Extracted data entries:
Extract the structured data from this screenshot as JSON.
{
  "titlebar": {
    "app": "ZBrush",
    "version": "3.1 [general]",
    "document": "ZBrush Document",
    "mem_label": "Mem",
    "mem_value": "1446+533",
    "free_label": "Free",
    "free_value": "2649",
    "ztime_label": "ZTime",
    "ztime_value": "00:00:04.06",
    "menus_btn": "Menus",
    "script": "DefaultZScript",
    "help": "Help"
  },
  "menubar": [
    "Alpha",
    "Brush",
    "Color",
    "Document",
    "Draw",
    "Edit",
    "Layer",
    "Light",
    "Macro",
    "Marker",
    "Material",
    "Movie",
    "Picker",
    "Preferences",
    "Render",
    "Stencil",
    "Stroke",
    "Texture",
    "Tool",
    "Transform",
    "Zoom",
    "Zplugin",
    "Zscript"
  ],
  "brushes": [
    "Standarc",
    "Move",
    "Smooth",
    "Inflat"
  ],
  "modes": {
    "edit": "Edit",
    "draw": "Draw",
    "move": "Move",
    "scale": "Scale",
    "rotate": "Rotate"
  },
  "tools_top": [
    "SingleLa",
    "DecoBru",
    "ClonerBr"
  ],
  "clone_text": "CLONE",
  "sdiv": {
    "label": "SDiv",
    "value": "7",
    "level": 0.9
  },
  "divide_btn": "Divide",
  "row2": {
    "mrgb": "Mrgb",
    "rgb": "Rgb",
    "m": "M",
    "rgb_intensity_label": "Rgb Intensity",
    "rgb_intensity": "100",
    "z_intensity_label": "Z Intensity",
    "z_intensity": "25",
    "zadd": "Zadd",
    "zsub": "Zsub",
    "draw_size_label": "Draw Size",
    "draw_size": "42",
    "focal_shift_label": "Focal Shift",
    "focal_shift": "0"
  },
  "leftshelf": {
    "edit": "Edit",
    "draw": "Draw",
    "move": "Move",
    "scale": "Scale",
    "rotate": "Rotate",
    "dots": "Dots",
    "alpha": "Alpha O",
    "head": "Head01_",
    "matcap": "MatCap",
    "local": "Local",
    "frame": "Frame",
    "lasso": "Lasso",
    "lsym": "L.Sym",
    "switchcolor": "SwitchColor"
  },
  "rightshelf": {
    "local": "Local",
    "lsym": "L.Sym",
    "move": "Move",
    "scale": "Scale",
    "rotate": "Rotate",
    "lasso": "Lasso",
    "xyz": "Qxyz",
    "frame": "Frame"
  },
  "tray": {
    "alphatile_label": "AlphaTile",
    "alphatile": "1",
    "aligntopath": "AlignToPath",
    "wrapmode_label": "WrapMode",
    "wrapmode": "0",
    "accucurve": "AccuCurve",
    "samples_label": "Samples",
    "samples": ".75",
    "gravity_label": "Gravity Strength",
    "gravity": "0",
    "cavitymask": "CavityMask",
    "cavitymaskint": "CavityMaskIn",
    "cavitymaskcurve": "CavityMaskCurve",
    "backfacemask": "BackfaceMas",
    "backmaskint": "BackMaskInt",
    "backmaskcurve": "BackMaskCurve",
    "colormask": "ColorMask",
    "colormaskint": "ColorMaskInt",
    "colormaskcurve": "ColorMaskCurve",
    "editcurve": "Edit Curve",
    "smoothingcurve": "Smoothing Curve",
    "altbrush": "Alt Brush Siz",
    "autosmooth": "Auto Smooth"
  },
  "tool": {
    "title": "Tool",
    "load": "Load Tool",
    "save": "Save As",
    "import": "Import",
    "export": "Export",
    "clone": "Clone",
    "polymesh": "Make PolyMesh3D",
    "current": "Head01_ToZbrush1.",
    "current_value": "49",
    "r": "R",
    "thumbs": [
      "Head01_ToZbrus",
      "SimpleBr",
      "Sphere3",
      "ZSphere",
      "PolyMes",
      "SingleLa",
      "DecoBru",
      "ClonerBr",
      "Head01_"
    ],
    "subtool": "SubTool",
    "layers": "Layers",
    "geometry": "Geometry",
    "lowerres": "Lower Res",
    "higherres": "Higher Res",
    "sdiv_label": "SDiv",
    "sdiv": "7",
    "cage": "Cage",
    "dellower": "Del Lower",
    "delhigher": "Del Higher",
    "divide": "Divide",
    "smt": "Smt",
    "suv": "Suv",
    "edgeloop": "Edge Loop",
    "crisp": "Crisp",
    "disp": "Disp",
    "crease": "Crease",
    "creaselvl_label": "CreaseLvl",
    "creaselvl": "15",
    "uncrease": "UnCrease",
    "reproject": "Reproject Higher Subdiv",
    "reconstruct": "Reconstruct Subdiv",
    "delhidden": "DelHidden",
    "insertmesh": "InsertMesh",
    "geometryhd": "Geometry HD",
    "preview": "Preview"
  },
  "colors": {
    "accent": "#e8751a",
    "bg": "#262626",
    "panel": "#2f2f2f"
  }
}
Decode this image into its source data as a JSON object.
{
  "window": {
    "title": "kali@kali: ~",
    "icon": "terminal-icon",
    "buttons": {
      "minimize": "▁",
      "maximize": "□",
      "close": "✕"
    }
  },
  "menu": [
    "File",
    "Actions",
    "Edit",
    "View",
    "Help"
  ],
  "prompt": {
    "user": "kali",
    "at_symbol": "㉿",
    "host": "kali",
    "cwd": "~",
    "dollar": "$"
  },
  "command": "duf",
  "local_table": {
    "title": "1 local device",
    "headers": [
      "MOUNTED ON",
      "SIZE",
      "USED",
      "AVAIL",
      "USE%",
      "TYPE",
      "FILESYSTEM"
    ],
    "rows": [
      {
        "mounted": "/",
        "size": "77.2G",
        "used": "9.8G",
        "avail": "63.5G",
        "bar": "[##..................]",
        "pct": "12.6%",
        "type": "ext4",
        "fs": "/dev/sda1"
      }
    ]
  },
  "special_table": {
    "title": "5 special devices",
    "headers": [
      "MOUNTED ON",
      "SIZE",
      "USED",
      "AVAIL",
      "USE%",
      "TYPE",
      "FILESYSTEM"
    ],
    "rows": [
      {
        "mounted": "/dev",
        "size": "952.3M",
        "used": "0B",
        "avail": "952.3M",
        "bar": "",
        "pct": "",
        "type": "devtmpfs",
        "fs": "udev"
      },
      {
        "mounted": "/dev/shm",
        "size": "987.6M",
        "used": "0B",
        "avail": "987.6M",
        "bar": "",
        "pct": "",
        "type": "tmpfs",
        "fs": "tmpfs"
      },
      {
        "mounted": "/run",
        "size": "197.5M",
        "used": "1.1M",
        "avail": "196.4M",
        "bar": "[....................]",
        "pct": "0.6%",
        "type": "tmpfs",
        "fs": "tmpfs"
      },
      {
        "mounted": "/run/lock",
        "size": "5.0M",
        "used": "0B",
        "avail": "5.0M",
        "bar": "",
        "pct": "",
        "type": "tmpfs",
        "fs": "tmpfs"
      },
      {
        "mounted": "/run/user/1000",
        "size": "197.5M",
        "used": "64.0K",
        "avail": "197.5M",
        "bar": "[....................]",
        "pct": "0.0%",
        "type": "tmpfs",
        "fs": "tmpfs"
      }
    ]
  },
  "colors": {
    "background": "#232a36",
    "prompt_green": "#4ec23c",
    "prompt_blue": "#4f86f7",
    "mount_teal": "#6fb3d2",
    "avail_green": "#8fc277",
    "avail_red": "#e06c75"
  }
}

SHORT PROBLEM: Write out the records shown above, exactly as they appear.

OUTPUT BELOW:
Extract the structured data from this screenshot as JSON.
{
  "titlebar": {
    "app": "ZBrush",
    "version": "3.1 [general]",
    "document": "ZBrush Document",
    "mem_label": "Mem",
    "mem_value": "1446+533",
    "free_label": "Free",
    "free_value": "2649",
    "ztime_label": "ZTime",
    "ztime_value": "00:00:04.06",
    "menus_btn": "Menus",
    "script": "DefaultZScript",
    "help": "Help"
  },
  "menubar": [
    "Alpha",
    "Brush",
    "Color",
    "Document",
    "Draw",
    "Edit",
    "Layer",
    "Light",
    "Macro",
    "Marker",
    "Material",
    "Movie",
    "Picker",
    "Preferences",
    "Render",
    "Stencil",
    "Stroke",
    "Texture",
    "Tool",
    "Transform",
    "Zoom",
    "Zplugin",
    "Zscript"
  ],
  "brushes": [
    "Standarc",
    "Move",
    "Smooth",
    "Inflat"
  ],
  "modes": {
    "edit": "Edit",
    "draw": "Draw",
    "move": "Move",
    "scale": "Scale",
    "rotate": "Rotate"
  },
  "tools_top": [
    "SingleLa",
    "DecoBru",
    "ClonerBr"
  ],
  "clone_text": "CLONE",
  "sdiv": {
    "label": "SDiv",
    "value": "7",
    "level": 0.9
  },
  "divide_btn": "Divide",
  "row2": {
    "mrgb": "Mrgb",
    "rgb": "Rgb",
    "m": "M",
    "rgb_intensity_label": "Rgb Intensity",
    "rgb_intensity": "100",
    "z_intensity_label": "Z Intensity",
    "z_intensity": "25",
    "zadd": "Zadd",
    "zsub": "Zsub",
    "draw_size_label": "Draw Size",
    "draw_size": "42",
    "focal_shift_label": "Focal Shift",
    "focal_shift": "0"
  },
  "leftshelf": {
    "edit": "Edit",
    "draw": "Draw",
    "move": "Move",
    "scale": "Scale",
    "rotate": "Rotate",
    "dots": "Dots",
    "alpha": "Alpha O",
    "head": "Head01_",
    "matcap": "MatCap",
    "local": "Local",
    "frame": "Frame",
    "lasso": "Lasso",
    "lsym": "L.Sym",
    "switchcolor": "SwitchColor"
  },
  "rightshelf": {
    "local": "Local",
    "lsym": "L.Sym",
    "move": "Move",
    "scale": "Scale",
    "rotate": "Rotate",
    "lasso": "Lasso",
    "xyz": "Qxyz",
    "frame": "Frame"
  },
  "tray": {
    "alphatile_label": "AlphaTile",
    "alphatile": "1",
    "aligntopath": "AlignToPath",
    "wrapmode_label": "WrapMode",
    "wrapmode": "0",
    "accucurve": "AccuCurve",
    "samples_label": "Samples",
    "samples": ".75",
    "gravity_label": "Gravity Strength",
    "gravity": "0",
    "cavitymask": "CavityMask",
    "cavitymaskint": "CavityMaskIn",
    "cavitymaskcurve": "CavityMaskCurve",
    "backfacemask": "BackfaceMas",
    "backmaskint": "BackMaskInt",
    "backmaskcurve": "BackMaskCurve",
    "colormask": "ColorMask",
    "colormaskint": "ColorMaskInt",
    "colormaskcurve": "ColorMaskCurve",
    "editcurve": "Edit Curve",
    "smoothingcurve": "Smoothing Curve",
    "altbrush": "Alt Brush Siz",
    "autosmooth": "Auto Smooth"
  },
  "tool": {
    "title": "Tool",
    "load": "Load Tool",
    "save": "Save As",
    "import": "Import",
    "export": "Export",
    "clone": "Clone",
    "polymesh": "Make PolyMesh3D",
    "current": "Head01_ToZbrush1.",
    "current_value": "49",
    "r": "R",
    "thumbs": [
      "Head01_ToZbrus",
      "SimpleBr",
      "Sphere3",
      "ZSphere",
      "PolyMes",
      "SingleLa",
      "DecoBru",
      "ClonerBr",
      "Head01_"
    ],
    "subtool": "SubTool",
    "layers": "Layers",
    "geometry": "Geometry",
    "lowerres": "Lower Res",
    "higherres": "Higher Res",
    "sdiv_label": "SDiv",
    "sdiv": "7",
    "cage": "Cage",
    "dellower": "Del Lower",
    "delhigher": "Del Higher",
    "divide": "Divide",
    "smt": "Smt",
    "suv": "Suv",
    "edgeloop": "Edge Loop",
    "crisp": "Crisp",
    "disp": "Disp",
    "crease": "Crease",
    "creaselvl_label": "CreaseLvl",
    "creaselvl": "15",
    "uncrease": "UnCrease",
    "reproject": "Reproject Higher Subdiv",
    "reconstruct": "Reconstruct Subdiv",
    "delhidden": "DelHidden",
    "insertmesh": "InsertMesh",
    "geometryhd": "Geometry HD",
    "preview": "Preview"
  },
  "colors": {
    "accent": "#e8751a",
    "bg": "#262626",
    "panel": "#2f2f2f"
  }
}
Decode this image into its source data as a JSON object.
{
  "window": {
    "title": "kali@kali: ~",
    "icon": "terminal-icon",
    "buttons": {
      "minimize": "▁",
      "maximize": "□",
      "close": "✕"
    }
  },
  "menu": [
    "File",
    "Actions",
    "Edit",
    "View",
    "Help"
  ],
  "prompt": {
    "user": "kali",
    "at_symbol": "㉿",
    "host": "kali",
    "cwd": "~",
    "dollar": "$"
  },
  "command": "duf",
  "local_table": {
    "title": "1 local device",
    "headers": [
      "MOUNTED ON",
      "SIZE",
      "USED",
      "AVAIL",
      "USE%",
      "TYPE",
      "FILESYSTEM"
    ],
    "rows": [
      {
        "mounted": "/",
        "size": "77.2G",
        "used": "9.8G",
        "avail": "63.5G",
        "bar": "[##..................]",
        "pct": "12.6%",
        "type": "ext4",
        "fs": "/dev/sda1"
      }
    ]
  },
  "special_table": {
    "title": "5 special devices",
    "headers": [
      "MOUNTED ON",
      "SIZE",
      "USED",
      "AVAIL",
      "USE%",
      "TYPE",
      "FILESYSTEM"
    ],
    "rows": [
      {
        "mounted": "/dev",
        "size": "952.3M",
        "used": "0B",
        "avail": "952.3M",
        "bar": "",
        "pct": "",
        "type": "devtmpfs",
        "fs": "udev"
      },
      {
        "mounted": "/dev/shm",
        "size": "987.6M",
        "used": "0B",
        "avail": "987.6M",
        "bar": "",
        "pct": "",
        "type": "tmpfs",
        "fs": "tmpfs"
      },
      {
        "mounted": "/run",
        "size": "197.5M",
        "used": "1.1M",
        "avail": "196.4M",
        "bar": "[....................]",
        "pct": "0.6%",
        "type": "tmpfs",
        "fs": "tmpfs"
      },
      {
        "mounted": "/run/lock",
        "size": "5.0M",
        "used": "0B",
        "avail": "5.0M",
        "bar": "",
        "pct": "",
        "type": "tmpfs",
        "fs": "tmpfs"
      },
      {
        "mounted": "/run/user/1000",
        "size": "197.5M",
        "used": "64.0K",
        "avail": "197.5M",
        "bar": "[....................]",
        "pct": "0.0%",
        "type": "tmpfs",
        "fs": "tmpfs"
      }
    ]
  },
  "colors": {
    "background": "#232a36",
    "prompt_green": "#4ec23c",
    "prompt_blue": "#4f86f7",
    "mount_teal": "#6fb3d2",
    "avail_green": "#8fc277",
    "avail_red": "#e06c75"
  }
}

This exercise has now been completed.